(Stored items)
......

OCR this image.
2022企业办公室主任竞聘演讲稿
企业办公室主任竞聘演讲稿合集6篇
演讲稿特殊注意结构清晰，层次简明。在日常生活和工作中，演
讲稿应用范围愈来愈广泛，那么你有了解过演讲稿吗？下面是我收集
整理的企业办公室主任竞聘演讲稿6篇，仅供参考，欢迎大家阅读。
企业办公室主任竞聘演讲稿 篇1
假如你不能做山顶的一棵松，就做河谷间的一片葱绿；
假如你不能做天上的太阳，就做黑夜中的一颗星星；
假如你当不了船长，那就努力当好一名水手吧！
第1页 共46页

......

EXERCISE INSTRUCTIONS
Retype every entry word for word.

EXERCISE ANSWER
OCR this image.
2022企业办公室主任竞聘演讲稿
企业办公室主任竞聘演讲稿合集6篇
演讲稿特殊注意结构清晰，层次简明。在日常生活和工作中，演
讲稿应用范围愈来愈广泛，那么你有了解过演讲稿吗？下面是我收集
整理的企业办公室主任竞聘演讲稿6篇，仅供参考，欢迎大家阅读。
企业办公室主任竞聘演讲稿 篇1
假如你不能做山顶的一棵松，就做河谷间的一片葱绿；
假如你不能做天上的太阳，就做黑夜中的一颗星星；
假如你当不了船长，那就努力当好一名水手吧！
第1页 共46页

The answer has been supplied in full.